## START RECORDS SUPPLIED
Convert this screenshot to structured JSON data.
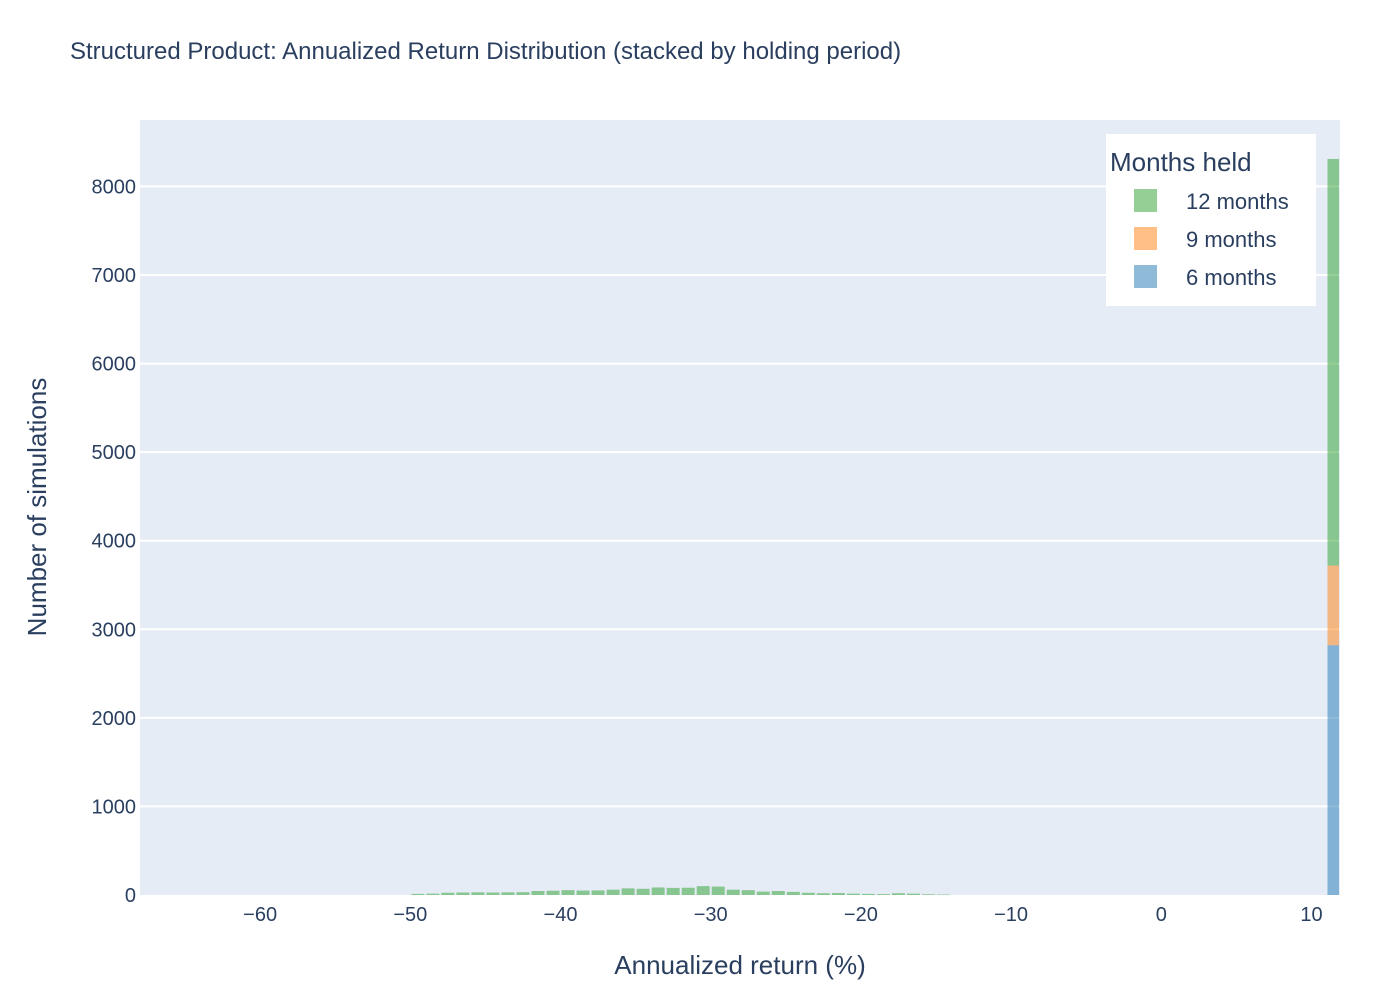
{
  "chart_data": {
    "type": "bar",
    "barmode": "stack",
    "title": "Structured Product: Annualized Return Distribution (stacked by holding period)",
    "xlabel": "Annualized return (%)",
    "ylabel": "Number of simulations",
    "xlim": [
      -68,
      11.9
    ],
    "ylim": [
      0,
      8750
    ],
    "xticks": [
      -60,
      -50,
      -40,
      -30,
      -20,
      -10,
      0,
      10
    ],
    "xtick_labels": [
      "−60",
      "−50",
      "−40",
      "−30",
      "−20",
      "−10",
      "0",
      "10"
    ],
    "yticks": [
      0,
      1000,
      2000,
      3000,
      4000,
      5000,
      6000,
      7000,
      8000
    ],
    "ytick_labels": [
      "0",
      "1000",
      "2000",
      "3000",
      "4000",
      "5000",
      "6000",
      "7000",
      "8000"
    ],
    "grid": true,
    "bin_width": 1,
    "legend": {
      "title": "Months held",
      "placement": "top-right"
    },
    "series": [
      {
        "name": "6 months",
        "color": "#1f77b4",
        "opacity": 0.5,
        "bins": [
          [
            11,
            2820
          ]
        ]
      },
      {
        "name": "9 months",
        "color": "#ff7f0e",
        "opacity": 0.5,
        "bins": [
          [
            11,
            900
          ]
        ]
      },
      {
        "name": "12 months",
        "color": "#2ca02c",
        "opacity": 0.5,
        "bins": [
          [
            -50,
            12
          ],
          [
            -49,
            15
          ],
          [
            -48,
            25
          ],
          [
            -47,
            28
          ],
          [
            -46,
            30
          ],
          [
            -45,
            28
          ],
          [
            -44,
            30
          ],
          [
            -43,
            32
          ],
          [
            -42,
            45
          ],
          [
            -41,
            48
          ],
          [
            -40,
            55
          ],
          [
            -39,
            50
          ],
          [
            -38,
            52
          ],
          [
            -37,
            60
          ],
          [
            -36,
            75
          ],
          [
            -35,
            70
          ],
          [
            -34,
            85
          ],
          [
            -33,
            80
          ],
          [
            -32,
            82
          ],
          [
            -31,
            100
          ],
          [
            -30,
            95
          ],
          [
            -29,
            60
          ],
          [
            -28,
            55
          ],
          [
            -27,
            38
          ],
          [
            -26,
            45
          ],
          [
            -25,
            35
          ],
          [
            -24,
            25
          ],
          [
            -23,
            20
          ],
          [
            -22,
            22
          ],
          [
            -21,
            15
          ],
          [
            -20,
            12
          ],
          [
            -19,
            10
          ],
          [
            -18,
            20
          ],
          [
            -17,
            15
          ],
          [
            -16,
            8
          ],
          [
            -15,
            5
          ],
          [
            11,
            4590
          ]
        ]
      }
    ]
  }
}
## END RECORDS SUPPLIED
> [WRITTEN TASK]: Without including any pictures, output all the entries above exactly.

> [RESULT FOR THIS EXERCISE]:
Convert this screenshot to structured JSON data.
{
  "chart_data": {
    "type": "bar",
    "barmode": "stack",
    "title": "Structured Product: Annualized Return Distribution (stacked by holding period)",
    "xlabel": "Annualized return (%)",
    "ylabel": "Number of simulations",
    "xlim": [
      -68,
      11.9
    ],
    "ylim": [
      0,
      8750
    ],
    "xticks": [
      -60,
      -50,
      -40,
      -30,
      -20,
      -10,
      0,
      10
    ],
    "xtick_labels": [
      "−60",
      "−50",
      "−40",
      "−30",
      "−20",
      "−10",
      "0",
      "10"
    ],
    "yticks": [
      0,
      1000,
      2000,
      3000,
      4000,
      5000,
      6000,
      7000,
      8000
    ],
    "ytick_labels": [
      "0",
      "1000",
      "2000",
      "3000",
      "4000",
      "5000",
      "6000",
      "7000",
      "8000"
    ],
    "grid": true,
    "bin_width": 1,
    "legend": {
      "title": "Months held",
      "placement": "top-right"
    },
    "series": [
      {
        "name": "6 months",
        "color": "#1f77b4",
        "opacity": 0.5,
        "bins": [
          [
            11,
            2820
          ]
        ]
      },
      {
        "name": "9 months",
        "color": "#ff7f0e",
        "opacity": 0.5,
        "bins": [
          [
            11,
            900
          ]
        ]
      },
      {
        "name": "12 months",
        "color": "#2ca02c",
        "opacity": 0.5,
        "bins": [
          [
            -50,
            12
          ],
          [
            -49,
            15
          ],
          [
            -48,
            25
          ],
          [
            -47,
            28
          ],
          [
            -46,
            30
          ],
          [
            -45,
            28
          ],
          [
            -44,
            30
          ],
          [
            -43,
            32
          ],
          [
            -42,
            45
          ],
          [
            -41,
            48
          ],
          [
            -40,
            55
          ],
          [
            -39,
            50
          ],
          [
            -38,
            52
          ],
          [
            -37,
            60
          ],
          [
            -36,
            75
          ],
          [
            -35,
            70
          ],
          [
            -34,
            85
          ],
          [
            -33,
            80
          ],
          [
            -32,
            82
          ],
          [
            -31,
            100
          ],
          [
            -30,
            95
          ],
          [
            -29,
            60
          ],
          [
            -28,
            55
          ],
          [
            -27,
            38
          ],
          [
            -26,
            45
          ],
          [
            -25,
            35
          ],
          [
            -24,
            25
          ],
          [
            -23,
            20
          ],
          [
            -22,
            22
          ],
          [
            -21,
            15
          ],
          [
            -20,
            12
          ],
          [
            -19,
            10
          ],
          [
            -18,
            20
          ],
          [
            -17,
            15
          ],
          [
            -16,
            8
          ],
          [
            -15,
            5
          ],
          [
            11,
            4590
          ]
        ]
      }
    ]
  }
}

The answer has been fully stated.